Extracted records:
--- Start ---

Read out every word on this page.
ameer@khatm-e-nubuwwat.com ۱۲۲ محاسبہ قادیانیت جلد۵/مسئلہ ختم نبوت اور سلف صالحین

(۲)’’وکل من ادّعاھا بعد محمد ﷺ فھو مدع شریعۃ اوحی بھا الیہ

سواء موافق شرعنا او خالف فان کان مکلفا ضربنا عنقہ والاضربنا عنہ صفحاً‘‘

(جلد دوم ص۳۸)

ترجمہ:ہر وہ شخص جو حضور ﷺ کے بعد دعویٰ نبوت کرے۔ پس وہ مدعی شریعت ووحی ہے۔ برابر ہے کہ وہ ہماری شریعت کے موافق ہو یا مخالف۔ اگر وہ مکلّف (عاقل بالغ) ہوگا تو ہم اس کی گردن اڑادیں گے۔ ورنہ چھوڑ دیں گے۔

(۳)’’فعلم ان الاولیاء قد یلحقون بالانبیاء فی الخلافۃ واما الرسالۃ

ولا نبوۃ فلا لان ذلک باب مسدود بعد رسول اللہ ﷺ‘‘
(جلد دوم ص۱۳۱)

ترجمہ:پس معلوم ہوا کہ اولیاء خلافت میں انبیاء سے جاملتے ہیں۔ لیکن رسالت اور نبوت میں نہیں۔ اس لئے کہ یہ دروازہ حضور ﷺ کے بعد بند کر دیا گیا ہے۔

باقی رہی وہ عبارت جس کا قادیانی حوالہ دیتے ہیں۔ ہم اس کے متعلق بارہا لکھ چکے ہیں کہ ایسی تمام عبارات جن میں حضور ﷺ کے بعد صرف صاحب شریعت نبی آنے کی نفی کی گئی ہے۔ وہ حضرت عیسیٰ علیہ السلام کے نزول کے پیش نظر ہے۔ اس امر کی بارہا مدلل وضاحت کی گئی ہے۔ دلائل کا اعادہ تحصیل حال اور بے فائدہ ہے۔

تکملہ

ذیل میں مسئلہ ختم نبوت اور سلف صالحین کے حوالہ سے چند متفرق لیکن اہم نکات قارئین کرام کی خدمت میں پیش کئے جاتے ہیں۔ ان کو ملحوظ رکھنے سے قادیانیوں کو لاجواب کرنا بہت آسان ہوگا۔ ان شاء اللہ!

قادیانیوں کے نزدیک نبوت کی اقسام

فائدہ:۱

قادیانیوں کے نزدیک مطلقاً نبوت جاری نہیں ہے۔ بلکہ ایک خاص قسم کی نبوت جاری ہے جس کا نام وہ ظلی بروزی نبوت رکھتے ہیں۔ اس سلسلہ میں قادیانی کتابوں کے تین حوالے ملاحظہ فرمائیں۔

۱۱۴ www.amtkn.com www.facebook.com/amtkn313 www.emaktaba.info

--- End ---

▶ **Exercise description**
Every record shown above should be written out again exactly.

▶ **Exercise solution**
Read out every word on this page.
ameer@khatm-e-nubuwwat.com ۱۲۲ محاسبہ قادیانیت جلد۵/مسئلہ ختم نبوت اور سلف صالحین

(۲)’’وکل من ادّعاھا بعد محمد ﷺ فھو مدع شریعۃ اوحی بھا الیہ

سواء موافق شرعنا او خالف فان کان مکلفا ضربنا عنقہ والاضربنا عنہ صفحاً‘‘

(جلد دوم ص۳۸)

ترجمہ:ہر وہ شخص جو حضور ﷺ کے بعد دعویٰ نبوت کرے۔ پس وہ مدعی شریعت ووحی ہے۔ برابر ہے کہ وہ ہماری شریعت کے موافق ہو یا مخالف۔ اگر وہ مکلّف (عاقل بالغ) ہوگا تو ہم اس کی گردن اڑادیں گے۔ ورنہ چھوڑ دیں گے۔

(۳)’’فعلم ان الاولیاء قد یلحقون بالانبیاء فی الخلافۃ واما الرسالۃ

ولا نبوۃ فلا لان ذلک باب مسدود بعد رسول اللہ ﷺ‘‘
(جلد دوم ص۱۳۱)

ترجمہ:پس معلوم ہوا کہ اولیاء خلافت میں انبیاء سے جاملتے ہیں۔ لیکن رسالت اور نبوت میں نہیں۔ اس لئے کہ یہ دروازہ حضور ﷺ کے بعد بند کر دیا گیا ہے۔

باقی رہی وہ عبارت جس کا قادیانی حوالہ دیتے ہیں۔ ہم اس کے متعلق بارہا لکھ چکے ہیں کہ ایسی تمام عبارات جن میں حضور ﷺ کے بعد صرف صاحب شریعت نبی آنے کی نفی کی گئی ہے۔ وہ حضرت عیسیٰ علیہ السلام کے نزول کے پیش نظر ہے۔ اس امر کی بارہا مدلل وضاحت کی گئی ہے۔ دلائل کا اعادہ تحصیل حال اور بے فائدہ ہے۔

تکملہ

ذیل میں مسئلہ ختم نبوت اور سلف صالحین کے حوالہ سے چند متفرق لیکن اہم نکات قارئین کرام کی خدمت میں پیش کئے جاتے ہیں۔ ان کو ملحوظ رکھنے سے قادیانیوں کو لاجواب کرنا بہت آسان ہوگا۔ ان شاء اللہ!

قادیانیوں کے نزدیک نبوت کی اقسام

فائدہ:۱

قادیانیوں کے نزدیک مطلقاً نبوت جاری نہیں ہے۔ بلکہ ایک خاص قسم کی نبوت جاری ہے جس کا نام وہ ظلی بروزی نبوت رکھتے ہیں۔ اس سلسلہ میں قادیانی کتابوں کے تین حوالے ملاحظہ فرمائیں۔

۱۱۴ www.amtkn.com www.facebook.com/amtkn313 www.emaktaba.info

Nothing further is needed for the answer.